▶ _Aim of the exercise_: Return the lines from the line with "clock-time: 23:12 [1045,735,1077,748]" to the line with "scrollbar-thumb[interactable] [1140,31,1151,45]", both included, exactly as they appear in the material.

(begin)

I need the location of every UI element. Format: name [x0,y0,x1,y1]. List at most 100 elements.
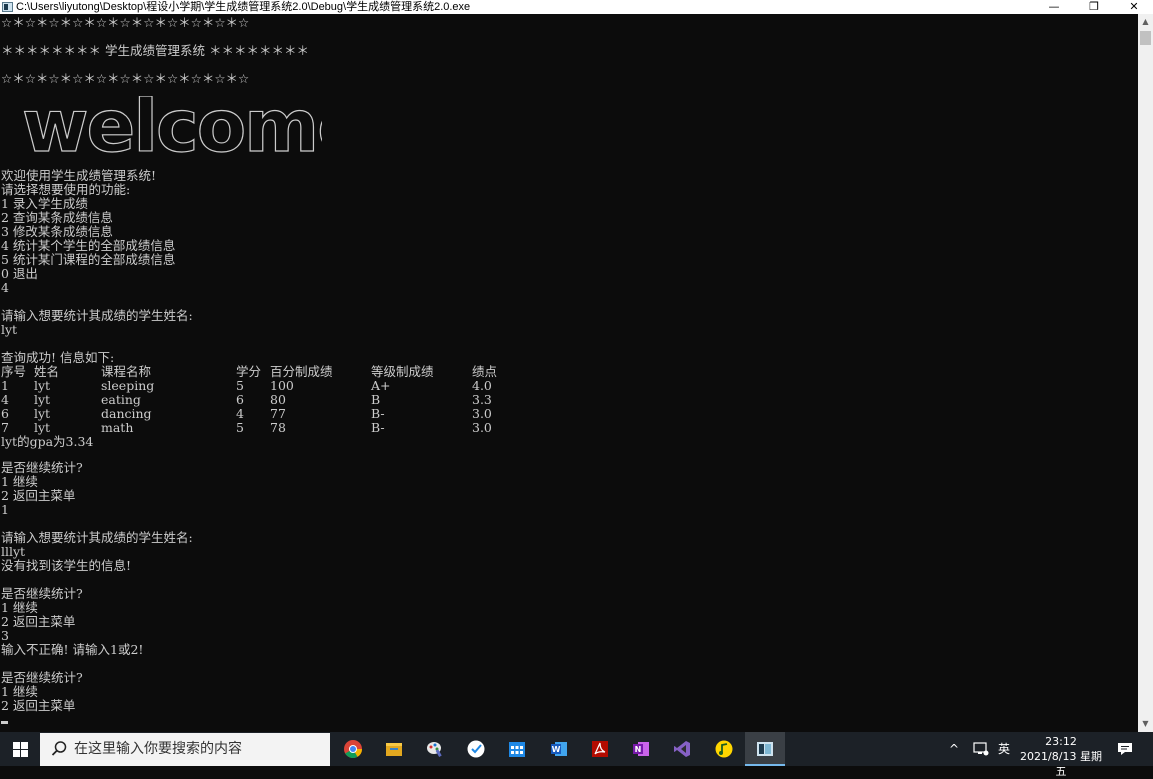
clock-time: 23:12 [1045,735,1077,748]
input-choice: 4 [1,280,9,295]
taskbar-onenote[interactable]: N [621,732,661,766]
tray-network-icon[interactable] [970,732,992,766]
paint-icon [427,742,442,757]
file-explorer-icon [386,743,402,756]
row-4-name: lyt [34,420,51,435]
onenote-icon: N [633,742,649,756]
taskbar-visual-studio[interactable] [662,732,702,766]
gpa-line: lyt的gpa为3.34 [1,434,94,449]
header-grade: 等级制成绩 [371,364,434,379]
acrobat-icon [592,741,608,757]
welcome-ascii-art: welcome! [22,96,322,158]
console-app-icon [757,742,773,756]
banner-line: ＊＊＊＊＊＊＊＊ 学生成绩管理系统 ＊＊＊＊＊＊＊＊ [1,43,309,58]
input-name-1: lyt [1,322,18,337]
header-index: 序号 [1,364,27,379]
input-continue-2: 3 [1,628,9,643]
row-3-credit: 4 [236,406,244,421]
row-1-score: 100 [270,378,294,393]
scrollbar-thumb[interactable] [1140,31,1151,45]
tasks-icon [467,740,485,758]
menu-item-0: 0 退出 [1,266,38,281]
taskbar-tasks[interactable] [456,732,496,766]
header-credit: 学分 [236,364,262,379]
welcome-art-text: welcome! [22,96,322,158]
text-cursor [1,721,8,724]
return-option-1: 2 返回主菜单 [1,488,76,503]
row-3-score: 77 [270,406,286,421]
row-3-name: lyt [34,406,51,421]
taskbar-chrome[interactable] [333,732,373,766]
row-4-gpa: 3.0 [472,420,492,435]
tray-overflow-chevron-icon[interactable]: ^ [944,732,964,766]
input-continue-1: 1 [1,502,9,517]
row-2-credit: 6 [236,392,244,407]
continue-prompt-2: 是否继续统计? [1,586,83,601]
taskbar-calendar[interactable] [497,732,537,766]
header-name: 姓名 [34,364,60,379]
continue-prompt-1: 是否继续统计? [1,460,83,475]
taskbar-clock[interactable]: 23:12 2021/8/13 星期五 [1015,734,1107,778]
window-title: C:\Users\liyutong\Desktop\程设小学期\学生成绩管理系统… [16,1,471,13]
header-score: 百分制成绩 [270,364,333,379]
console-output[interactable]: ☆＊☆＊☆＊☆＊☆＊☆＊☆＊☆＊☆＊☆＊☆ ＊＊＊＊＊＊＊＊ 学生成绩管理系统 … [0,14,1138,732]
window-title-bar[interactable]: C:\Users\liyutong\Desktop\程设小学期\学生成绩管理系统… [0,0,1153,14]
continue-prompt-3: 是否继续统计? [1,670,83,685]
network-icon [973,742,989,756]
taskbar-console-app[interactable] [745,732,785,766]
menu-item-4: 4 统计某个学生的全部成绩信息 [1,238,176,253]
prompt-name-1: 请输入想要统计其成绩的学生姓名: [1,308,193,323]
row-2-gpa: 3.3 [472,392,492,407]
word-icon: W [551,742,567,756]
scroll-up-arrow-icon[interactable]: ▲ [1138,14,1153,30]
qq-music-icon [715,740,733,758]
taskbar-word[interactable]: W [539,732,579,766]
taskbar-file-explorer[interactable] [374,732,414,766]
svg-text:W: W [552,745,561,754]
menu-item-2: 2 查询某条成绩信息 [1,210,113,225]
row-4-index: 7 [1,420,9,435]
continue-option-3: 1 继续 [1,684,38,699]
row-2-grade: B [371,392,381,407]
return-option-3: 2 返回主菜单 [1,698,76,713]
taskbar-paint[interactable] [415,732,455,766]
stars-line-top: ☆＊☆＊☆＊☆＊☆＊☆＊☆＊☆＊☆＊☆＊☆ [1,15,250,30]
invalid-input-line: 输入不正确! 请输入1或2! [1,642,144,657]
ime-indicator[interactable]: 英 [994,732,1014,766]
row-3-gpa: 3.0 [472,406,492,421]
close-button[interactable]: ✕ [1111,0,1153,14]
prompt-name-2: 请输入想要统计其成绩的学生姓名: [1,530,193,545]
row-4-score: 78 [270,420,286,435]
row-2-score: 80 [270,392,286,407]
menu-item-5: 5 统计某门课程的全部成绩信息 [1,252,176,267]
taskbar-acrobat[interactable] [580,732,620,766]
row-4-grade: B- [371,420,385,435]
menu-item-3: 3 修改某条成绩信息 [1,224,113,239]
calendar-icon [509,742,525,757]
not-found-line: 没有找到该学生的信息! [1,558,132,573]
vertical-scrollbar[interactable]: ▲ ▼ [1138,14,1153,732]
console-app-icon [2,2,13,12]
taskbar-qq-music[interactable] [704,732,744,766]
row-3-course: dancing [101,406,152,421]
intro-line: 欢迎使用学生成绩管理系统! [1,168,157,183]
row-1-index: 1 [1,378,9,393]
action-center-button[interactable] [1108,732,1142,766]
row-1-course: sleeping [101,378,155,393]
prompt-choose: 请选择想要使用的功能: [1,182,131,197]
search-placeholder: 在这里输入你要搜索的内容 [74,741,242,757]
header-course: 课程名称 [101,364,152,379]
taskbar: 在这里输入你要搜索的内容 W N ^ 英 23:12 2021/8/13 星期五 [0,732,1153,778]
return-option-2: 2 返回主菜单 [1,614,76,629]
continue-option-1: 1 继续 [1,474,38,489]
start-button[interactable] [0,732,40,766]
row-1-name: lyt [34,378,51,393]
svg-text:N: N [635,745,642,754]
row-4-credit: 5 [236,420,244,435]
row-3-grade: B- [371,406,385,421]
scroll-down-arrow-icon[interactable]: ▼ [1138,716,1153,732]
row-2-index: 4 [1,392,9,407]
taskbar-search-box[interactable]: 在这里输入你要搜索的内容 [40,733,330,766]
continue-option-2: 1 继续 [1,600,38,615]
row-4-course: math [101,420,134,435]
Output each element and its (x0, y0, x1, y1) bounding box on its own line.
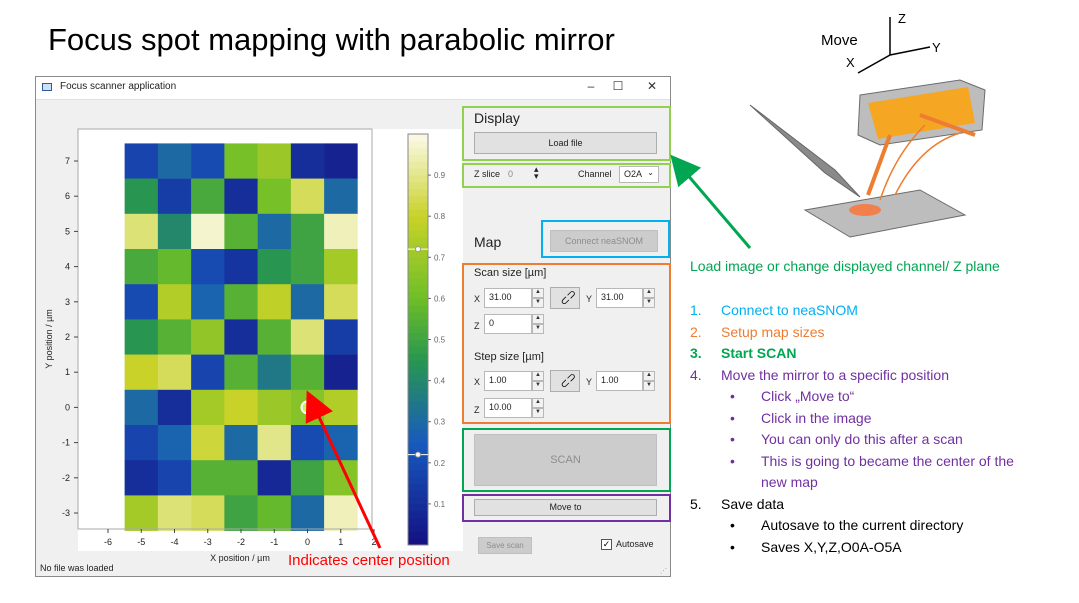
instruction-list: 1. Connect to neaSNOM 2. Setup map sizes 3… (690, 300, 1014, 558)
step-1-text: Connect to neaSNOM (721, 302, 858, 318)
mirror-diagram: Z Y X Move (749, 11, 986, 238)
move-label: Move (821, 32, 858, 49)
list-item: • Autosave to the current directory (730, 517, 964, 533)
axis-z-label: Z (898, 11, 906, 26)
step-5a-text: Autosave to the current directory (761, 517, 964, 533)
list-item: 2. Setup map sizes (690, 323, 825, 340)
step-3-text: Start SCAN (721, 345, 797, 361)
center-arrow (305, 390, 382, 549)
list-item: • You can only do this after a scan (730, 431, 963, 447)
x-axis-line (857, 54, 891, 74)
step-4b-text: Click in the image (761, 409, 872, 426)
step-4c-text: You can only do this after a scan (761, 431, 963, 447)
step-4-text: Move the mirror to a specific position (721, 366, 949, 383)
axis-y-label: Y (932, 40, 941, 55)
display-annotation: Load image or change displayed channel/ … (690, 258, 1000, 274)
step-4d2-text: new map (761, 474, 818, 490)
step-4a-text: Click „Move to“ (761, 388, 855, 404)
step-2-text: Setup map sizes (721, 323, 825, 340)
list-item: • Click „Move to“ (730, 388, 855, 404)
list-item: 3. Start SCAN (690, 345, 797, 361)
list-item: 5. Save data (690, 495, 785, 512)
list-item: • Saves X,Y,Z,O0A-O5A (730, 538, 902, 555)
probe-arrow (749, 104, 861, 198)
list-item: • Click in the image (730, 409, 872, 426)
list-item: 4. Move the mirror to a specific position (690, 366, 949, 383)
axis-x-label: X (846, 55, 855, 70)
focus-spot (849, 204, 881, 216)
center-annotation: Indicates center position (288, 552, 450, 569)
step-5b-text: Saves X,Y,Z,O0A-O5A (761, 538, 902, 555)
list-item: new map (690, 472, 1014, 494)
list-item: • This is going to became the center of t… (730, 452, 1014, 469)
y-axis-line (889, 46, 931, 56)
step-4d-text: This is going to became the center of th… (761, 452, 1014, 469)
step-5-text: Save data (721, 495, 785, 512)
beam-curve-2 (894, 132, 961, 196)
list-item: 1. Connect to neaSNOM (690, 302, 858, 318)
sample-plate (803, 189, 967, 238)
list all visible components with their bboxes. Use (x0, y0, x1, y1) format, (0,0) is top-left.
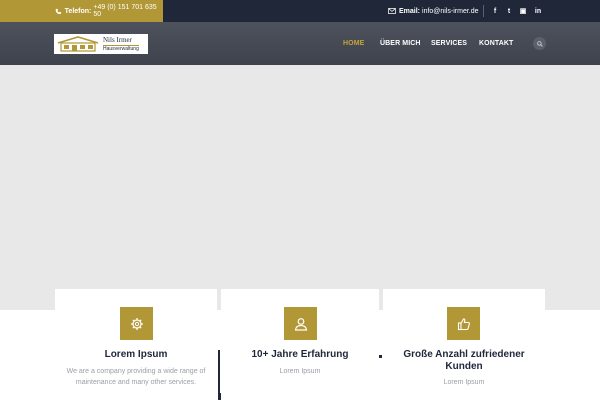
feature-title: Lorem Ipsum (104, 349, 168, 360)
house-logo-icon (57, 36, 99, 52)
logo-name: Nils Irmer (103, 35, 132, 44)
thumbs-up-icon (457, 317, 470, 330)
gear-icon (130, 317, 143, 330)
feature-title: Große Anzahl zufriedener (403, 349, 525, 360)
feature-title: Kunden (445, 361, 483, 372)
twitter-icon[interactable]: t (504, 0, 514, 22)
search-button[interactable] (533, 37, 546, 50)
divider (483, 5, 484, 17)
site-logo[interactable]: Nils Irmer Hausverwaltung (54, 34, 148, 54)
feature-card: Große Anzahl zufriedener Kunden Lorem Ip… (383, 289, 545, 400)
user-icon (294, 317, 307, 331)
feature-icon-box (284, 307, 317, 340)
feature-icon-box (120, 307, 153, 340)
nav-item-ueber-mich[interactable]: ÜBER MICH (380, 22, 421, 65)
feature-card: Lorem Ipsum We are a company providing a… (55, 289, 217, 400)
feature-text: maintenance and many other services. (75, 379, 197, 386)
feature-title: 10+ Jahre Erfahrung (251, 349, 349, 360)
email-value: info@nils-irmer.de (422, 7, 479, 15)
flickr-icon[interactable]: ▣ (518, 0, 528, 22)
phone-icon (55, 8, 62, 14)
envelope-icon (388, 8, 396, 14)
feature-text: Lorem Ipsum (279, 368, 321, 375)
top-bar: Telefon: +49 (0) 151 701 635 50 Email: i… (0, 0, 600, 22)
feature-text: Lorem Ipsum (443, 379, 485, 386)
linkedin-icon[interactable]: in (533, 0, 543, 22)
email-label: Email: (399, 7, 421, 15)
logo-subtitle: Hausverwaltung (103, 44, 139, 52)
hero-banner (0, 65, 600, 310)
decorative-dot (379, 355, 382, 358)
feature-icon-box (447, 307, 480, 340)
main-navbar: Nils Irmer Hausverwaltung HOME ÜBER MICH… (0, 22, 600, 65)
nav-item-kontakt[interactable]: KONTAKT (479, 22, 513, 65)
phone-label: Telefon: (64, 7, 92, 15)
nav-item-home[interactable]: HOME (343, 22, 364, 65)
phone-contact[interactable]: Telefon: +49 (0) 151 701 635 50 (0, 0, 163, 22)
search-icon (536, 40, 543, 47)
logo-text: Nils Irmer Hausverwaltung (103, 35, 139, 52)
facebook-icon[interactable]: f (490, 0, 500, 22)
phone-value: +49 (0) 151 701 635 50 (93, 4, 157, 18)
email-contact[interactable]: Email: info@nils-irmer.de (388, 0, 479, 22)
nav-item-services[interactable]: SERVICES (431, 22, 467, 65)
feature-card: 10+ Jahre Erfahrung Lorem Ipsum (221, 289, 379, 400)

(end)

▶ _Reply_:
clock-time: 23:12 [1045,735,1077,748]
input-choice: 4 [1,280,9,295]
taskbar-onenote[interactable]: N [621,732,661,766]
tray-network-icon[interactable] [970,732,992,766]
paint-icon [427,742,442,757]
file-explorer-icon [386,743,402,756]
row-4-name: lyt [34,420,51,435]
onenote-icon: N [633,742,649,756]
taskbar-visual-studio[interactable] [662,732,702,766]
gpa-line: lyt的gpa为3.34 [1,434,94,449]
header-grade: 等级制成绩 [371,364,434,379]
acrobat-icon [592,741,608,757]
welcome-ascii-art: welcome! [22,96,322,158]
console-app-icon [757,742,773,756]
banner-line: ＊＊＊＊＊＊＊＊ 学生成绩管理系统 ＊＊＊＊＊＊＊＊ [1,43,309,58]
input-name-1: lyt [1,322,18,337]
header-index: 序号 [1,364,27,379]
input-continue-2: 3 [1,628,9,643]
row-3-credit: 4 [236,406,244,421]
row-1-score: 100 [270,378,294,393]
scrollbar-thumb[interactable] [1140,31,1151,45]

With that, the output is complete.